*BLOK TEKSTU*.
Tak się składa, że historia Ruty i rodziców Samuela pozwala nam w pewnym stopniu zrozumieć drugą stronę tej opowieści, która była przepełniona bogobojną pobożnością wobec Boga, jaka panowała pomiędzy wielu ludźmi, oraz poczucie szczęścia i zadowolenia. W naszych czasach, gdybyśmy oceniali sprawy świata wyłącznie na podstawie codziennej historii i szczegółów opisanych w gazetach, moglibyśmy odnieść wrażenie, że przestępstwa, strajki, wypadki i aresztowania stanowią większą część życia w naszym kraju, ponieważ prawie nie wspomina się o ogromnej masie ludzi, którzy zajmują się codziennymi sprawami swojego życia.
::R5646 : strona 75::
W zgodzie z tym pozostają poniższe strofy poety Whittiera, który cieszy się, że Ameryka jest krajem wolności i błogosławieństwa, pomimo nieprzychylnych doniesień, jakie codziennie idą w świat za pośrednictwem prasy:
„Gdy głupie czyny, wstydliwe, haniebne
W granicach twoich się wydarzą,
Wieść o tym druty przynoszą podniebne,
Z szybkością, o której ludzie tylko marzą.
Jednak bogactwo zacnych czynów,
Domy spokojne, głosy oddane,
Miłość, co ludzkich zna potrzeby synów,
Tylko w połowie są nam wszystkim znane!”
OWOCE NIEPOSŁUSZEŃSTWA
Izraelici zostali pouczeni przez Pana, aby całkowicie wygładzili lud tej krainy, w której się osiedlili, a taka eksterminacja, jak powiedzieliśmy w poprzedniej lekcji, była zapowiedzią naszego podboju – jako Duchowych Izraelitów – pragnień naszej upadłej natury. Jednak Izrael osiedlił się i cieszył się Ziemią Obiecaną, nie podejmując całkowitego wygładzenia tych, którzy zostali na nie skazani, a później fałszywe religie tych ludów skaziły Izraelitów, dlatego że zaprzyjaźnili się z nimi i społecznie powiązali. W ten sposób ci, których Bóg potępił, stopniowo odwrócili serca wielu od zupełnej, właściwej lojalności wobec Pana, zwodząc wielu z nich i prowadząc do rozpustnego bałwochwalstwa.

*ZADANIA DO WYKONANIA*.
**a)** Przytocz ponownie dosłownie fragment rozważania biblijnego, który rozpoczyna się słowami zawierającymi „Tak się składa, że”, a kończy słowami „sprawami swojego życia.”.
**b)** Oceń, czy poniższe stwierdzenia są zgodne z rozważaniem biblijnym. Przy każdym odpowiedz „tak” lub „nie” i przytocz rozstrzygające słowa tekstu.
(i) Poeta Whittier cieszy się, że Ameryka jest krajem wolności i błogosławieństwa.
(ii) Izraelici całkowicie wygładzili lud krainy, w której się osiedlili.
(iii) Gazety szeroko opisują ogromną masę ludzi zajmujących się codziennymi sprawami swojego życia.
**c)** Napisz dalszy ciąg rozważania biblijnego, zaczynając od miejsca, w którym tekst się kończy.

(Dane współrzędnych układu)
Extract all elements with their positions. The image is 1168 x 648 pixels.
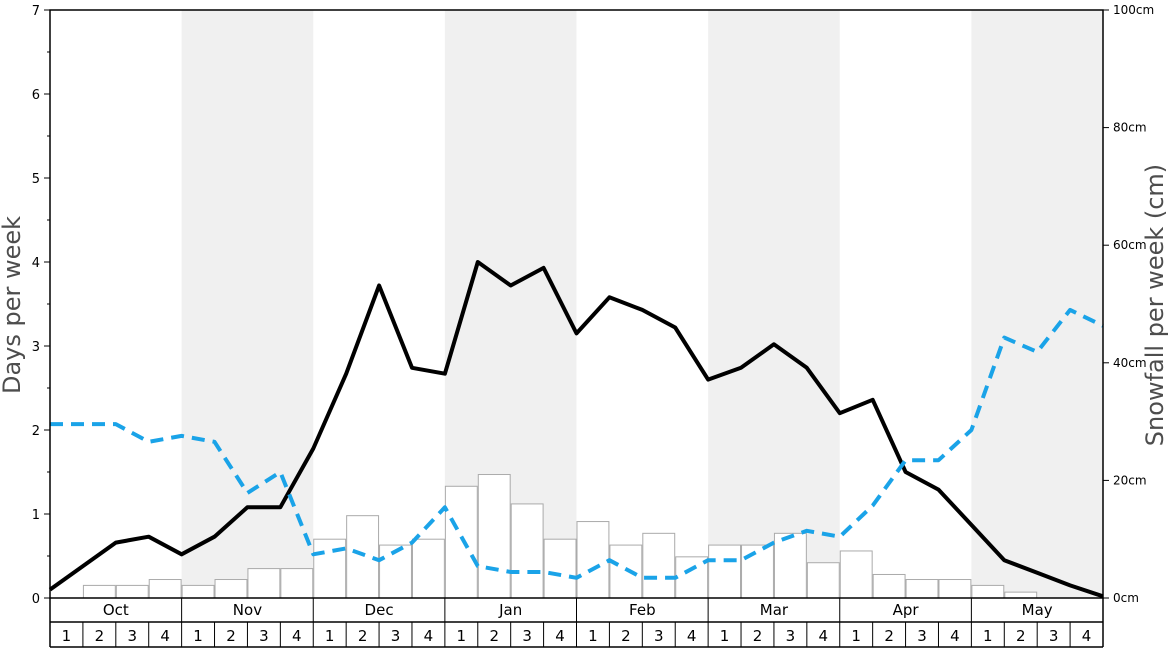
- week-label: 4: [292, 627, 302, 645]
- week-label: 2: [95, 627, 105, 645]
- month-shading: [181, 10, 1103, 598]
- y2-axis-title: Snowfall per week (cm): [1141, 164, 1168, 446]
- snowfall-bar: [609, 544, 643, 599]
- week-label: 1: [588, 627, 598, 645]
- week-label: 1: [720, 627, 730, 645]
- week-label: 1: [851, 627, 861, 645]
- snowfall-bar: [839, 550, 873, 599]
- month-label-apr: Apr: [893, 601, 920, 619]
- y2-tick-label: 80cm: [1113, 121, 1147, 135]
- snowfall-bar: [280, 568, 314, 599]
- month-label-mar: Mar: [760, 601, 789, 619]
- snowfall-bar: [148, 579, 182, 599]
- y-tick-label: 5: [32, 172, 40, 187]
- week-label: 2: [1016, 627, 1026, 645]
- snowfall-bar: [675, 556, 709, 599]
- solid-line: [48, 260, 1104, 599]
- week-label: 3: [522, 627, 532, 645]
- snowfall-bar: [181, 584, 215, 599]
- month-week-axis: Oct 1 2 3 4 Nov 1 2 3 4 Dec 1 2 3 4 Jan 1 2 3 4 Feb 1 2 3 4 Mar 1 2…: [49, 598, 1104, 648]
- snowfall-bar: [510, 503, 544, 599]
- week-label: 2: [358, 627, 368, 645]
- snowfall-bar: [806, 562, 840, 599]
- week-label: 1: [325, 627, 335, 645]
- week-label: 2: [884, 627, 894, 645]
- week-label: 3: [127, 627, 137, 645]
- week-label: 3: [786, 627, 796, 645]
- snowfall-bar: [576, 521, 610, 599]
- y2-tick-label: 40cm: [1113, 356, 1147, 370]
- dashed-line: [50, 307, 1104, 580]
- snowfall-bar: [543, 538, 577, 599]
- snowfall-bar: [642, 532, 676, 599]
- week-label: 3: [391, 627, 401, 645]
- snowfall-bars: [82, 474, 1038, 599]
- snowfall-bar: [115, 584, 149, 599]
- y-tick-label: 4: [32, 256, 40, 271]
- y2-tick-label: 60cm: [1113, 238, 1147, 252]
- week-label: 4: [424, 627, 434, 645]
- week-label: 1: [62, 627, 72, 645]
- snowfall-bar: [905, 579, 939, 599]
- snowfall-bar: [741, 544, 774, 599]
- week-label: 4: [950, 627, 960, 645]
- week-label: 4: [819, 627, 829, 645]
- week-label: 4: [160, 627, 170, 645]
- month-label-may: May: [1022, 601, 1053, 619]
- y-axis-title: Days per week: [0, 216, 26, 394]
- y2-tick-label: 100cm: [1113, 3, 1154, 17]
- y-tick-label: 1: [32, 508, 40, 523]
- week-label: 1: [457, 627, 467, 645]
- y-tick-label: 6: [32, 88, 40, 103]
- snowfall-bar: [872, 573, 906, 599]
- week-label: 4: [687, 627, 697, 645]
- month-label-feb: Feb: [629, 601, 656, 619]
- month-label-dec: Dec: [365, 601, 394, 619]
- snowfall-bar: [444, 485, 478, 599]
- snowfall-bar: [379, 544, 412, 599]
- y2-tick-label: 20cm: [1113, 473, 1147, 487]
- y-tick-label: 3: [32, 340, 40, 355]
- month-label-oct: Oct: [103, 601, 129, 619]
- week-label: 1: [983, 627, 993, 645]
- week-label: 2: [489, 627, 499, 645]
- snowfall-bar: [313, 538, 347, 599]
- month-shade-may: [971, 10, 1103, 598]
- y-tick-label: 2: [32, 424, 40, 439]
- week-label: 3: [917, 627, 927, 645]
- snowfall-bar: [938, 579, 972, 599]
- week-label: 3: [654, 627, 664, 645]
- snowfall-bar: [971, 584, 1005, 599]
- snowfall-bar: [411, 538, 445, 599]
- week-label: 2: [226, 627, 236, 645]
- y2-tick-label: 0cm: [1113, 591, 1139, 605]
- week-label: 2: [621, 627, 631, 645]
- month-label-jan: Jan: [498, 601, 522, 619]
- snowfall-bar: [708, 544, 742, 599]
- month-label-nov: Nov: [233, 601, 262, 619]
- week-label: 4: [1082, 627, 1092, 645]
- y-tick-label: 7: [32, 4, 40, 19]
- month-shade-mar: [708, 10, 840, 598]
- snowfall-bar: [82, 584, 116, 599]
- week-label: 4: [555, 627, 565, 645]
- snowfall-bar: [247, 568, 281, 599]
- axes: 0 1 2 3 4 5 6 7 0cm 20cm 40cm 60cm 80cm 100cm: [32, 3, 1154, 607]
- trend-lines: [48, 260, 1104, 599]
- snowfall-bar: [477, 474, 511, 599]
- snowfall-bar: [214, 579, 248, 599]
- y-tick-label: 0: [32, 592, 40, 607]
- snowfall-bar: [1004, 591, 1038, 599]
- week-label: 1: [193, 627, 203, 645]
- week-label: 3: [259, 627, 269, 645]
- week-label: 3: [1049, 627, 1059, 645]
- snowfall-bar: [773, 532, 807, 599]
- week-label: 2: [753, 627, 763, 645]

*ROZWIĄZANIA ZADAŃ*.
**a)**
Tak się składa, że historia Ruty i rodziców Samuela pozwala nam w pewnym stopniu zrozumieć drugą stronę tej opowieści, która była przepełniona bogobojną pobożnością wobec Boga, jaka panowała pomiędzy wielu ludźmi, oraz poczucie szczęścia i zadowolenia. W naszych czasach, gdybyśmy oceniali sprawy świata wyłącznie na podstawie codziennej historii i szczegółów opisanych w gazetach, moglibyśmy odnieść wrażenie, że przestępstwa, strajki, wypadki i aresztowania stanowią większą część życia w naszym kraju, ponieważ prawie nie wspomina się o ogromnej masie ludzi, którzy zajmują się codziennymi sprawami swojego życia.

**b)**
(i) Tak: „który cieszy się, że Ameryka jest krajem wolności i błogosławieństwa”.
(ii) Nie: „nie podejmując całkowitego wygładzenia tych, którzy zostali na nie skazani”.
(iii) Nie: „prawie nie wspomina się o ogromnej masie ludzi, którzy zajmują się codziennymi sprawami swojego życia”.

**c)**
Podobnie jest z Duchowymi Izraelitami, którzy nie toczą odważnej wojny przeciwko naturalnym pragnieniom swego upadłego ciała i szybko się przekonują, że ciało rozwija się kosztem życia duchowego i że podpisanie zawieszenia broni z ciałem oznacza, że ich miłość do Pana stopniowo stygnie, aż wkradnie się jakaś forma bałwochwalstwa – miłości do pieniędzy, do umiłowania pochwał ze strony ludzi, lub samego siebie itp., odbierając należną Panu, miłość i cześć, która wypełnia ich serca.
Nie należy zakładać, że wszyscy Izraelici popadli w takie bałwochwalstwo. Powinniśmy raczej rozumieć, że bardzo wielu na jakiś czas odłączyło się od miłości i czczenia Pana i dlatego wiele razy Pan ich odrzucał. Kiedy myślimy o Duchowym Izraelu, to nie powinniśmy oczekiwać, że niezadowolenie Pana do tych, którzy należą do Jego ludu, będzie się opóźniać aż zupełnie i całkowicie popadną oni w bałwochwalstwo wobec siebie, bogactwa czy sławy, ale raczej, że gdy niektóre uczucia serca zaczną kierować się ku innym rzeczom, karanie Pańskie będzie zsyłane w celu strofowania, upominania i korygowania, dopóki jeszcze w naszych sercach jest coś z posłuszeństwa i miłości ku Niemu – zanim świat, ciało i Przeciwnik zdążą nas całkowicie zniewolić.
Te opisy Boskich kar i późniejszej pokucie Izraela oraz Pańskim wyzwoleniu, są dowodami Boskiej miłości i troski o ten poświęcony lud. O ile nam wiadomo, to Boska moc nie była w ten sposób stosowana wobec innych narodów celem ich napominania i naprawienia itp. Były one pomijane jako nieznajomi, cudzoziemcy, obcy dla Boga i Jego obietnic.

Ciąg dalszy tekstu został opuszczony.